## Task statement
Wherever the string "title" appears, copy the whole line.

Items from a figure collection
↓↓↓

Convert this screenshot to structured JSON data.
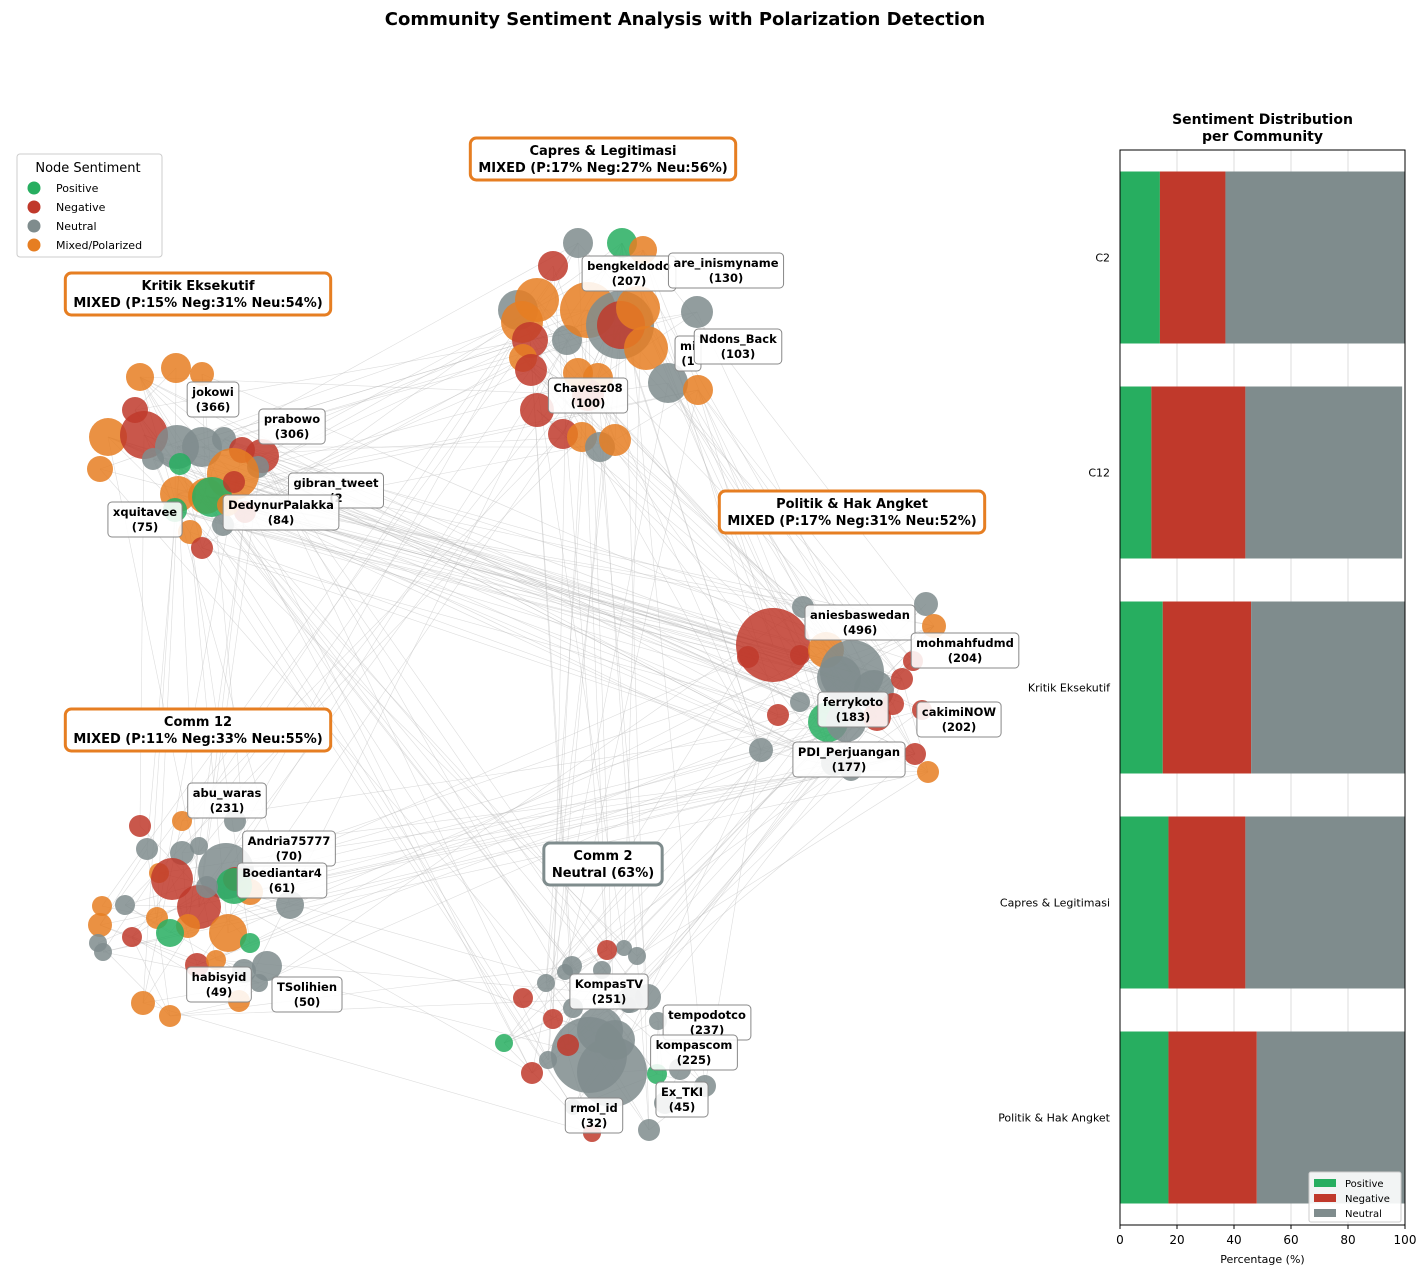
{
  "figure": {
    "title": "Community Sentiment Analysis with Polarization Detection"
  },
  "colors": {
    "positive": "#27ae60",
    "negative": "#c0392b",
    "neutral": "#7f8c8d",
    "mixed": "#e67e22",
    "edge": "#bbbbbb",
    "mixed_box_border": "#e67e22",
    "neutral_box_border": "#7f8c8d"
  },
  "legend": {
    "title": "Node Sentiment",
    "items": [
      {
        "label": "Positive",
        "sentiment": "positive"
      },
      {
        "label": "Negative",
        "sentiment": "negative"
      },
      {
        "label": "Neutral",
        "sentiment": "neutral"
      },
      {
        "label": "Mixed/Polarized",
        "sentiment": "mixed"
      }
    ]
  },
  "community_boxes": [
    {
      "id": "capres",
      "line1": "Capres & Legitimasi",
      "line2": "MIXED (P:17% Neg:27% Neu:56%)",
      "kind": "mixed"
    },
    {
      "id": "kritik",
      "line1": "Kritik Eksekutif",
      "line2": "MIXED (P:15% Neg:31% Neu:54%)",
      "kind": "mixed"
    },
    {
      "id": "politik",
      "line1": "Politik & Hak Angket",
      "line2": "MIXED (P:17% Neg:31% Neu:52%)",
      "kind": "mixed"
    },
    {
      "id": "comm12",
      "line1": "Comm 12",
      "line2": "MIXED (P:11% Neg:33% Neu:55%)",
      "kind": "mixed"
    },
    {
      "id": "comm2",
      "line1": "Comm 2",
      "line2": "Neutral (63%)",
      "kind": "neutral"
    }
  ],
  "node_labels": [
    {
      "community": "capres",
      "name": "bengkeldodo",
      "count": "(207)"
    },
    {
      "community": "capres",
      "name": "are_inismyname",
      "count": "(130)"
    },
    {
      "community": "capres",
      "name": "mi",
      "count": "(1"
    },
    {
      "community": "capres",
      "name": "Ndons_Back",
      "count": "(103)"
    },
    {
      "community": "capres",
      "name": "Chavesz08",
      "count": "(100)"
    },
    {
      "community": "kritik",
      "name": "jokowi",
      "count": "(366)"
    },
    {
      "community": "kritik",
      "name": "prabowo",
      "count": "(306)"
    },
    {
      "community": "kritik",
      "name": "gibran_tweet",
      "count": "(2"
    },
    {
      "community": "kritik",
      "name": "xquitavee",
      "count": "(75)"
    },
    {
      "community": "kritik",
      "name": "DedynurPalakka",
      "count": "(84)"
    },
    {
      "community": "politik",
      "name": "aniesbaswedan",
      "count": "(496)"
    },
    {
      "community": "politik",
      "name": "mohmahfudmd",
      "count": "(204)"
    },
    {
      "community": "politik",
      "name": "ferrykoto",
      "count": "(183)"
    },
    {
      "community": "politik",
      "name": "cakimiNOW",
      "count": "(202)"
    },
    {
      "community": "politik",
      "name": "PDI_Perjuangan",
      "count": "(177)"
    },
    {
      "community": "comm12",
      "name": "abu_waras",
      "count": "(231)"
    },
    {
      "community": "comm12",
      "name": "Andria75777",
      "count": "(70)"
    },
    {
      "community": "comm12",
      "name": "Boediantar4",
      "count": "(61)"
    },
    {
      "community": "comm12",
      "name": "habisyid",
      "count": "(49)"
    },
    {
      "community": "comm12",
      "name": "TSolihien",
      "count": "(50)"
    },
    {
      "community": "comm2",
      "name": "KompasTV",
      "count": "(251)"
    },
    {
      "community": "comm2",
      "name": "tempodotco",
      "count": "(237)"
    },
    {
      "community": "comm2",
      "name": "kompascom",
      "count": "(225)"
    },
    {
      "community": "comm2",
      "name": "Ex_TKI",
      "count": "(45)"
    },
    {
      "community": "comm2",
      "name": "rmol_id",
      "count": "(32)"
    }
  ],
  "chart_data": {
    "type": "bar",
    "orientation": "horizontal",
    "stacked": true,
    "title": "Sentiment Distribution\nper Community",
    "xlabel": "Percentage (%)",
    "ylabel": "",
    "xlim": [
      0,
      100
    ],
    "xticks": [
      0,
      20,
      40,
      60,
      80,
      100
    ],
    "grid": true,
    "legend_position": "lower-right",
    "categories": [
      "C2",
      "C12",
      "Kritik Eksekutif",
      "Capres & Legitimasi",
      "Politik & Hak Angket"
    ],
    "series": [
      {
        "name": "Positive",
        "values": [
          14,
          11,
          15,
          17,
          17
        ]
      },
      {
        "name": "Negative",
        "values": [
          23,
          33,
          31,
          27,
          31
        ]
      },
      {
        "name": "Neutral",
        "values": [
          63,
          55,
          54,
          56,
          52
        ]
      }
    ]
  }
}
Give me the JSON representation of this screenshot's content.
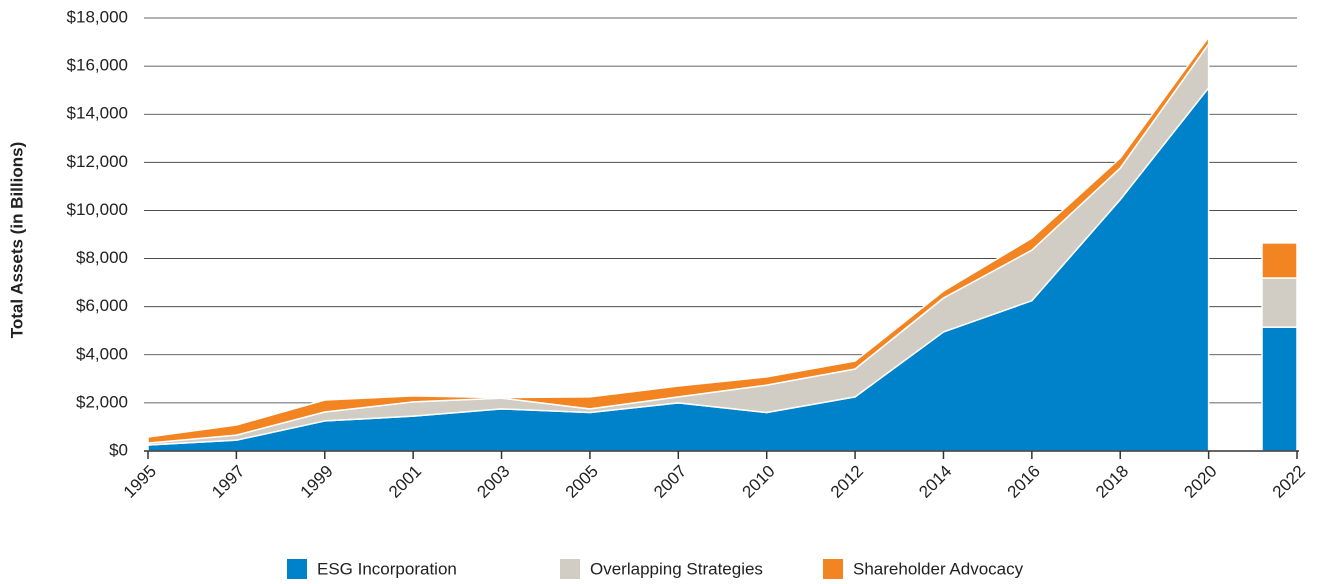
{
  "chart_data": [
    {
      "type": "area",
      "ylabel": "Total Assets (in Billions)",
      "categories": [
        "1995",
        "1997",
        "1999",
        "2001",
        "2003",
        "2005",
        "2007",
        "2010",
        "2012",
        "2014",
        "2016",
        "2018",
        "2020"
      ],
      "series": [
        {
          "name": "ESG Incorporation",
          "color": "#0082ca",
          "values": [
            250,
            450,
            1250,
            1450,
            1750,
            1600,
            2000,
            1600,
            2250,
            4950,
            6250,
            10450,
            15100
          ]
        },
        {
          "name": "Overlapping Strategies",
          "color": "#d1cdc4",
          "values": [
            80,
            210,
            370,
            590,
            450,
            150,
            250,
            1140,
            1160,
            1410,
            2100,
            1310,
            1820
          ]
        },
        {
          "name": "Shareholder Advocacy",
          "color": "#f28522",
          "values": [
            250,
            420,
            500,
            250,
            20,
            500,
            450,
            340,
            330,
            290,
            500,
            420,
            290
          ]
        }
      ],
      "ylim": [
        0,
        18000
      ],
      "yticks": [
        {
          "value": 0,
          "label": "$0"
        },
        {
          "value": 2000,
          "label": "$2,000"
        },
        {
          "value": 4000,
          "label": "$4,000"
        },
        {
          "value": 6000,
          "label": "$6,000"
        },
        {
          "value": 8000,
          "label": "$8,000"
        },
        {
          "value": 10000,
          "label": "$10,000"
        },
        {
          "value": 12000,
          "label": "$12,000"
        },
        {
          "value": 14000,
          "label": "$14,000"
        },
        {
          "value": 16000,
          "label": "$16,000"
        },
        {
          "value": 18000,
          "label": "$18,000"
        }
      ],
      "grid": true
    },
    {
      "type": "bar",
      "categories": [
        "2022"
      ],
      "series": [
        {
          "color": "#0082ca",
          "values": [
            5150
          ]
        },
        {
          "color": "#d1cdc4",
          "values": [
            2040
          ]
        },
        {
          "color": "#f28522",
          "values": [
            1460
          ]
        }
      ]
    }
  ]
}
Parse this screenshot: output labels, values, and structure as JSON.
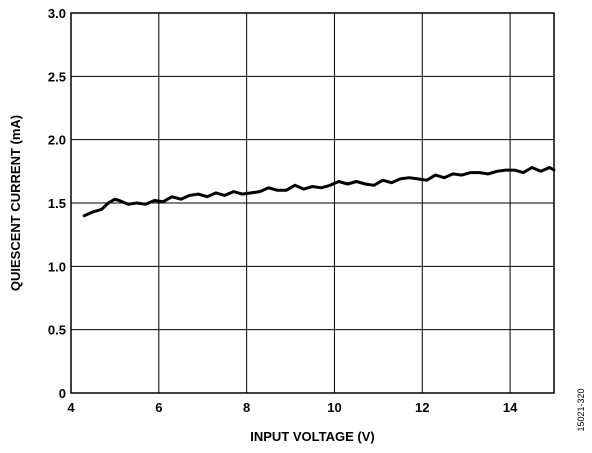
{
  "chart_data": {
    "type": "line",
    "xlabel": "INPUT VOLTAGE (V)",
    "ylabel": "QUIESCENT CURRENT (mA)",
    "xlim": [
      4,
      15
    ],
    "ylim": [
      0,
      3.0
    ],
    "x_ticks": [
      4,
      6,
      8,
      10,
      12,
      14
    ],
    "x_tick_labels": [
      "4",
      "6",
      "8",
      "10",
      "12",
      "14"
    ],
    "y_ticks": [
      0,
      0.5,
      1.0,
      1.5,
      2.0,
      2.5,
      3.0
    ],
    "y_tick_labels": [
      "0",
      "0.5",
      "1.0",
      "1.5",
      "2.0",
      "2.5",
      "3.0"
    ],
    "grid": true,
    "side_note": "15021-320",
    "series": [
      {
        "color": "#000000",
        "x": [
          4.3,
          4.5,
          4.7,
          4.85,
          5.0,
          5.1,
          5.3,
          5.5,
          5.7,
          5.9,
          6.1,
          6.3,
          6.5,
          6.7,
          6.9,
          7.1,
          7.3,
          7.5,
          7.7,
          7.9,
          8.1,
          8.3,
          8.5,
          8.7,
          8.9,
          9.1,
          9.3,
          9.5,
          9.7,
          9.9,
          10.1,
          10.3,
          10.5,
          10.7,
          10.9,
          11.1,
          11.3,
          11.5,
          11.7,
          11.9,
          12.1,
          12.3,
          12.5,
          12.7,
          12.9,
          13.1,
          13.3,
          13.5,
          13.7,
          13.9,
          14.1,
          14.3,
          14.5,
          14.7,
          14.9,
          15.0
        ],
        "y": [
          1.4,
          1.43,
          1.45,
          1.5,
          1.53,
          1.52,
          1.49,
          1.5,
          1.49,
          1.52,
          1.51,
          1.55,
          1.53,
          1.56,
          1.57,
          1.55,
          1.58,
          1.56,
          1.59,
          1.57,
          1.58,
          1.59,
          1.62,
          1.6,
          1.6,
          1.64,
          1.61,
          1.63,
          1.62,
          1.64,
          1.67,
          1.65,
          1.67,
          1.65,
          1.64,
          1.68,
          1.66,
          1.69,
          1.7,
          1.69,
          1.68,
          1.72,
          1.7,
          1.73,
          1.72,
          1.74,
          1.74,
          1.73,
          1.75,
          1.76,
          1.76,
          1.74,
          1.78,
          1.75,
          1.78,
          1.76
        ]
      }
    ]
  }
}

↑↑↑

## Exercise output
    "title": "Community Sentiment Analysis with Polarization Detection"
    "title": "Node Sentiment",
    "title": "Sentiment Distribution\nper Community",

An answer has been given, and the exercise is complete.